*Records for this exercise*

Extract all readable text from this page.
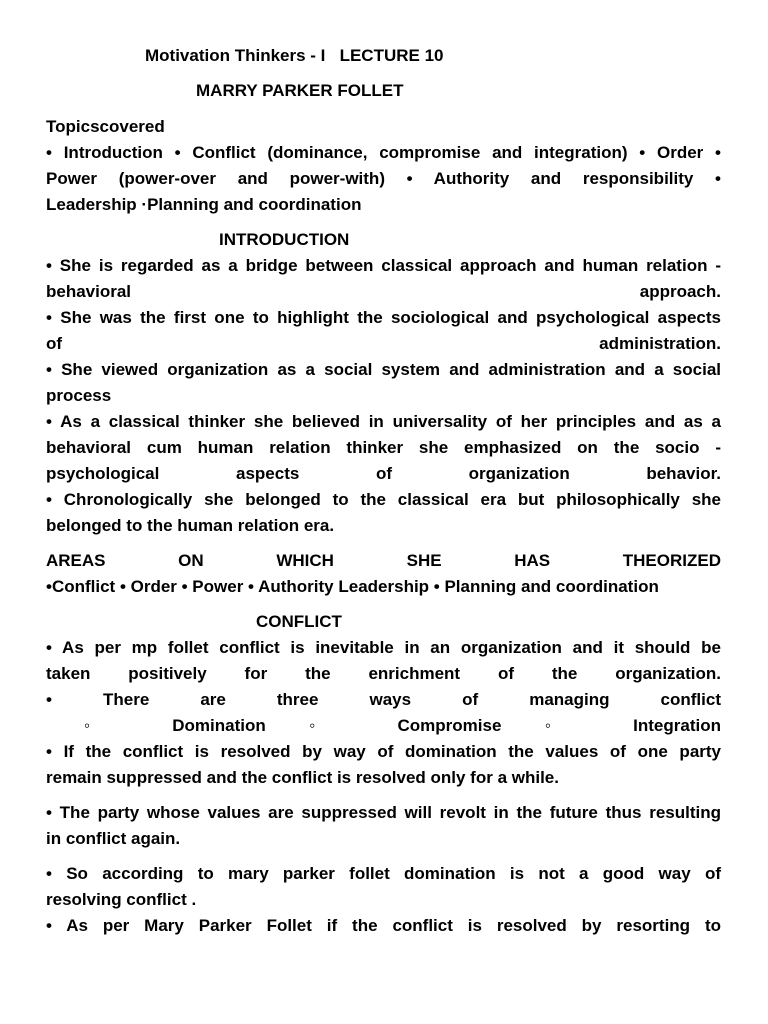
Motivation Thinkers - I   LECTURE 10
MARRY PARKER FOLLET

Topicscovered

• Introduction • Conflict (dominance, compromise and integration) • Order •

Power (power-over and power-with) • Authority and responsibility •

Leadership ·Planning and coordination

INTRODUCTION

• She is regarded as a bridge between classical approach and human relation -

behavioral approach.

• She was the first one to highlight the sociological and psychological aspects

of administration.

• She viewed organization as a social system and administration and a social

process

• As a classical thinker she believed in universality of her principles and as a

behavioral cum human relation thinker she emphasized on the socio -

psychological aspects of organization behavior.

• Chronologically she belonged to the classical era but philosophically she

belonged to the human relation era.

AREAS ON WHICH SHE HAS THEORIZED

•Conflict • Order • Power • Authority Leadership • Planning and coordination

CONFLICT

• As per mp follet conflict is inevitable in an organization and it should be

taken positively for the enrichment of the organization.

• There are three ways of managing conflict

◦ Domination ◦ Compromise ◦ Integration

• If the conflict is resolved by way of domination the values of one party

remain suppressed and the conflict is resolved only for a while.

• The party whose values are suppressed will revolt in the future thus resulting

in conflict again.

• So according to mary parker follet domination is not a good way of

resolving conflict .

• As per Mary Parker Follet if the conflict is resolved by resorting to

*Set exercise*
The material above holds pictures; copy everything else in it exactly.

*Complete answer*
Extract all readable text from this page.
Motivation Thinkers - I   LECTURE 10
MARRY PARKER FOLLET

Topicscovered

• Introduction • Conflict (dominance, compromise and integration) • Order •

Power (power-over and power-with) • Authority and responsibility •

Leadership ·Planning and coordination

INTRODUCTION

• She is regarded as a bridge between classical approach and human relation -

behavioral approach.

• She was the first one to highlight the sociological and psychological aspects

of administration.

• She viewed organization as a social system and administration and a social

process

• As a classical thinker she believed in universality of her principles and as a

behavioral cum human relation thinker she emphasized on the socio -

psychological aspects of organization behavior.

• Chronologically she belonged to the classical era but philosophically she

belonged to the human relation era.

AREAS ON WHICH SHE HAS THEORIZED

•Conflict • Order • Power • Authority Leadership • Planning and coordination

CONFLICT

• As per mp follet conflict is inevitable in an organization and it should be

taken positively for the enrichment of the organization.

• There are three ways of managing conflict

◦ Domination ◦ Compromise ◦ Integration

• If the conflict is resolved by way of domination the values of one party

remain suppressed and the conflict is resolved only for a while.

• The party whose values are suppressed will revolt in the future thus resulting

in conflict again.

• So according to mary parker follet domination is not a good way of

resolving conflict .

• As per Mary Parker Follet if the conflict is resolved by resorting to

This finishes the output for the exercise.